| 求められる作業 |
都市文化論シンポジウムの記事を、末尾の文に続けて書き継いでください。

| 記事 |
都市文化論シンポジウム2024
北半球・歴史都市の旅-フィレンツェ/西安/京都-
後期の授業が開始されて第5週目。少し、受講学生諸君も疲れを感じ始めるこの段階で行うシンポジウム。学生の感想と質問を受けて、改めてこの方法の意義を考える15年目となりました。補足の資料までしっかり読み込んでくれる学生たちに出会い、履修学生諸君に負けてはいられない!とライバル意識をもつ2024年度第1回目のシンポジウムでした。何よりも、国際コミュニケーション学科の学科科目でありながら、他学部からの受講学生も含め、しっかり聴いている姿に感銘を受ける90分間でもありました。
科目担当者コメント
「都市文化論2024」第1回シンポジウムを終えて
松本 典昭:都市文化論(ヨーロッパ)担当
今回もまた新しい発見があり、また新しい疑問が生まれました。「なぜ?」「どうして?」という疑問がわいてくるかぎり、自分もまだまだ若いなと実感します。逆にもし、疑問が全然わかないという学生がいたら、すでに老けこんでいるかもしれないので、要注意です。知らないことがいっぱいあると知ることが、学問の楽しみです。学生のみなさん、いっしょに楽しみませんか?いつまでも若々しくあるために。
陳 力:都市文化論(中国)担当
「都市文化論」共同シンポジウムは2010年から、あっという間に30回も行った。今年はより深く議論するために、受講者に提示するスライドを大幅に減らした。このため、「都市文化論」的な都市立地論や都市形態論(Urban Morphology)の議論は以前よりゆっくり展開できたとおもう。シンポジウムの後受講者の皆様からもらった質問はこの二分野に属するものが多い、このような受講者の反応をみて、安心した。やはりみんなが興味を持っている疑問について深く議論してよかったとおもう。シンポジウムの後、受講者から「いつからこのような研究をはじめましたか」と聞かれ、答えるとき自分の学生時代のことを思い出して、うれしかった。
神尾 登喜子:都市文化論(日本)担当
15年。30回。ひょんなことから始まった都市文化論のシンポジウム。コロナ禍の時期にはリモートで行うこともあった。テーマによっては、シンポジウム開始の5分前までデータを作成していることも。担当教員間の質問が面白いと見える教室の風景。その「面白い」は、授業というバラエティーのようなものか。真剣に質問に困ったり、互いの知識をぶつけ合ったりという空間は、単なるバラエティーではなく「格闘バラエティー」として位置付けてもよいだろう。若い学生諸君を前にして、何を伝えられるのか。昨今ではそのようなことを考える私がいる。

レイアウト要素の注釈
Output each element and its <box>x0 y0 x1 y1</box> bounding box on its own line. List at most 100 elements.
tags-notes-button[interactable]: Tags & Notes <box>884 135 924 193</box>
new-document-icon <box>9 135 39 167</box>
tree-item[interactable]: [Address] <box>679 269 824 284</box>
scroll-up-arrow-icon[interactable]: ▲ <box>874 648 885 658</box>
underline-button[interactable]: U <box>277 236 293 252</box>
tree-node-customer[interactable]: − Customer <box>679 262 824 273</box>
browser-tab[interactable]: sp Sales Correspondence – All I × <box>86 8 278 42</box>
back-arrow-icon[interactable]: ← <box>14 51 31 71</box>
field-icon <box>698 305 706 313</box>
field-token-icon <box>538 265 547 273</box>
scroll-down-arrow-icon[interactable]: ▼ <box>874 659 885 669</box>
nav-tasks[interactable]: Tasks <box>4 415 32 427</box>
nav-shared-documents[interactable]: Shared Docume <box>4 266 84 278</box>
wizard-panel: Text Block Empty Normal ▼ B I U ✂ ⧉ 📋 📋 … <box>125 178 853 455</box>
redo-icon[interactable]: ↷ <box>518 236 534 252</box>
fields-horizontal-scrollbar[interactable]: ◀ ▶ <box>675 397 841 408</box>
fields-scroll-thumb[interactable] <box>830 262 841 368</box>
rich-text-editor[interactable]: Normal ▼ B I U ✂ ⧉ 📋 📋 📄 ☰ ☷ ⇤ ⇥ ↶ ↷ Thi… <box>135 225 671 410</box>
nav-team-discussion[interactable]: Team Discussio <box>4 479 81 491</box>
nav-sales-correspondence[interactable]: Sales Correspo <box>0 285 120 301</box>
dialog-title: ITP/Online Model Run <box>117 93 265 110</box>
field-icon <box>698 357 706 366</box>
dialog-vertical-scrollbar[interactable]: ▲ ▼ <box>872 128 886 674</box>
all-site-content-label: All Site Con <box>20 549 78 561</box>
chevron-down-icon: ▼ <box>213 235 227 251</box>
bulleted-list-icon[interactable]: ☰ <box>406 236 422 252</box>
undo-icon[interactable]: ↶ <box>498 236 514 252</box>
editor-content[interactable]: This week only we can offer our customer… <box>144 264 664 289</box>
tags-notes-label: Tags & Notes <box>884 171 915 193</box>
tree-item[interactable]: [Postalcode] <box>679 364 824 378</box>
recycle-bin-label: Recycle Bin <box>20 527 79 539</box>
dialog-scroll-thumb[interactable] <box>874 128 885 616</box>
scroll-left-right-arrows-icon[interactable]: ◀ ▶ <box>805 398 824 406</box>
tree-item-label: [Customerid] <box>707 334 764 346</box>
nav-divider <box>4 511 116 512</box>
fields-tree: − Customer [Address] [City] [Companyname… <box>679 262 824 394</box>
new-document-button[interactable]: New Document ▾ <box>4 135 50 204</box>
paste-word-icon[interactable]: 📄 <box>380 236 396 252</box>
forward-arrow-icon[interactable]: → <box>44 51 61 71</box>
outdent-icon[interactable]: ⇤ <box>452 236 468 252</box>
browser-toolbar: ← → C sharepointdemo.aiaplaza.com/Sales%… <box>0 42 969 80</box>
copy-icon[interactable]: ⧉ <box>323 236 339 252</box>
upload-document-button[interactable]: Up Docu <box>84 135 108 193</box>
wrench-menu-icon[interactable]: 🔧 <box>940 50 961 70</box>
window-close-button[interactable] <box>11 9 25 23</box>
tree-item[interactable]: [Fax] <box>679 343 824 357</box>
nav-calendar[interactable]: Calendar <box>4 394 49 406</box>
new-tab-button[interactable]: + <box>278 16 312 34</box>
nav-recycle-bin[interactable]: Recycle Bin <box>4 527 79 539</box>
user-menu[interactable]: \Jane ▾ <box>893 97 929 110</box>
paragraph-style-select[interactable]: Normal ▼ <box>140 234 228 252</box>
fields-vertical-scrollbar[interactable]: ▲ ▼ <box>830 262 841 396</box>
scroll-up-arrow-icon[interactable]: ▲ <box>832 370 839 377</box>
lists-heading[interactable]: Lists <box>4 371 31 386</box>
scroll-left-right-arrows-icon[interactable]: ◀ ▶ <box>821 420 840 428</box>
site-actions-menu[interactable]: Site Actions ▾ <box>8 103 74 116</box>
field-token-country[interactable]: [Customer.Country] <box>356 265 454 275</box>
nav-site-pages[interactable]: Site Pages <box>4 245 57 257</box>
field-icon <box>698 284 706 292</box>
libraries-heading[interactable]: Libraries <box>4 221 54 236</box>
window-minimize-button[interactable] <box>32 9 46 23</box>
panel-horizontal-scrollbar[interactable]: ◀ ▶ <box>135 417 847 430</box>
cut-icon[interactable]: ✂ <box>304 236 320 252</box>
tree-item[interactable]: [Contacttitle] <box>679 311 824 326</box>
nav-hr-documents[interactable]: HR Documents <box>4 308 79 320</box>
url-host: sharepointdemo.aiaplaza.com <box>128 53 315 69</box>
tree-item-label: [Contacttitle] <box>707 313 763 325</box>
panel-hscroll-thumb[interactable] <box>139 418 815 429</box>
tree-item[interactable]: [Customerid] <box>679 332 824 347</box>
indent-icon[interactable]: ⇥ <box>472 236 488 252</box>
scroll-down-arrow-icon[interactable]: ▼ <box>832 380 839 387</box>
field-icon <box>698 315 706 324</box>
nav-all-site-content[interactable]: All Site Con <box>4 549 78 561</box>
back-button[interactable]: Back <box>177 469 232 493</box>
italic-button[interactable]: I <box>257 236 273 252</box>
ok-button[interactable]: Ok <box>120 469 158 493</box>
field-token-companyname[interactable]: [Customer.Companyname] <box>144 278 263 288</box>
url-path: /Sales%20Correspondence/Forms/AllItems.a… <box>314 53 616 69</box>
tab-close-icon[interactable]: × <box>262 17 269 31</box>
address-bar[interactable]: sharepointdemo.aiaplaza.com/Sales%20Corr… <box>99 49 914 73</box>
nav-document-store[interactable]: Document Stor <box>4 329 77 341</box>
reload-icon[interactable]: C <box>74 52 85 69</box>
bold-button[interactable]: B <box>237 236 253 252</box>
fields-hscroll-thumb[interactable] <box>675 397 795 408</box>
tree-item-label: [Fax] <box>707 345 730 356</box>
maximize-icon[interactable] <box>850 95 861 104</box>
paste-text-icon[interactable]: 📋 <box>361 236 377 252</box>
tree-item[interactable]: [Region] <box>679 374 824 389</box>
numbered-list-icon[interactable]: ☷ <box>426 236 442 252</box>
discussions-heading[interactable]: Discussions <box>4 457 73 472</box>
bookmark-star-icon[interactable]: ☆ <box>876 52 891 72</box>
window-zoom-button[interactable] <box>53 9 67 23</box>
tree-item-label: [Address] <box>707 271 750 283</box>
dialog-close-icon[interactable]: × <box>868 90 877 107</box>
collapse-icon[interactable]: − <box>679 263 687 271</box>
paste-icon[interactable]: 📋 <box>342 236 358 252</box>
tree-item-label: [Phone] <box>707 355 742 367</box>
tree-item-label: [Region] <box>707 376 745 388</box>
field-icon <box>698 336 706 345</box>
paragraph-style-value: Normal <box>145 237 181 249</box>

| 課題への回答 |
「都市文化論」第1回シンポジウム・学生コメント
植田 凜
今回の授業では、フィレンツェ、西安、京都の三都市の共通点と相違点について学び、非常に興味深かった。三都市が同じ温帯の地域にあり、ほぼ正方形の形状を持つ点は、計画的な発展を示している。また、フィレンツェと京都の気温の変化や河川の存在は、環境が都市生活に与える影響を実感させる。西安は皇帝の出身地で、風水に基づいて設計されているため、文化的背景が都市発展に強く影響している。このように地域ごとの価値観の違いが都市の発展に反映されていることが印象に残った。特に、フィレンツェが風水の影響を受けていない点が他の二都市との大きな違いであり、興味深く感じた。
野原 万由果
まったく異なる文化や言語、歴史的背景の三都市に幾つかの共通点があったこと。これが今回のシンポジウムでの一番の驚きであった。三都市はいずれもほぼ同じ経度に位置し、同じ地理的環境を持っている。「こんなことがあるのか!」と驚いた。「三都市はいずれも文化が横に広がる」という言葉が非常に印象的だった。普段の講義では聞けない三都市のシンポジウムで、三人の白熱した討論に私はとても夢中になり楽しく学ぶことができた。シンポジウムでは、三都市についてただ講義するのではなく、先生自身が疑問に思ったことをお互いに問いかけて解決するという形だったので、先生の質疑応答を聞きながら学生側も新たな知識を得ることができるので非常に面白いと思った。
久井 悠生
今回シンポジウムに参加して、これまでに経験したことのない授業形式だったので驚いた。3人の先生が3都市をそれぞれの見方で話を展開していく様子や、先生同士がお互いに質問し合っている様子など、興味深い内容だった。先生同士の質問のなかで、先生が答えられない場面も多々見られた。その都市について研究している専門家でも答えられない問いがあるということに感動した。そういう意味では、シンポジウムという授業形式は、学生にとっても先生にとっても学びになる一石二鳥の場だと考える。今回のシンポジウムで特に印象に残ったのは、川の近くに都市ができて文化が発達したということだ。都市に川がある意味を理解できた。
杉村 華凛
初めてシンポジウムに参加しました。いきなり初めから3人の先生がしっかりと質問しあったり答えをだしあったりして、なんでも知っているのでびっくりしました。いつもは1人の先生から講義を聞くだけなので貴重な体験でした。なにより先生が楽しそうに議論していて、ほんとにその分野に精通しているんだなと思いました。発展した都市はその地域の地形を活かしてできあがったことがよくわかりました。なかでも川がとても重要な要素であって、昔は船で人や物を運ぶことが多かったからだと考えました。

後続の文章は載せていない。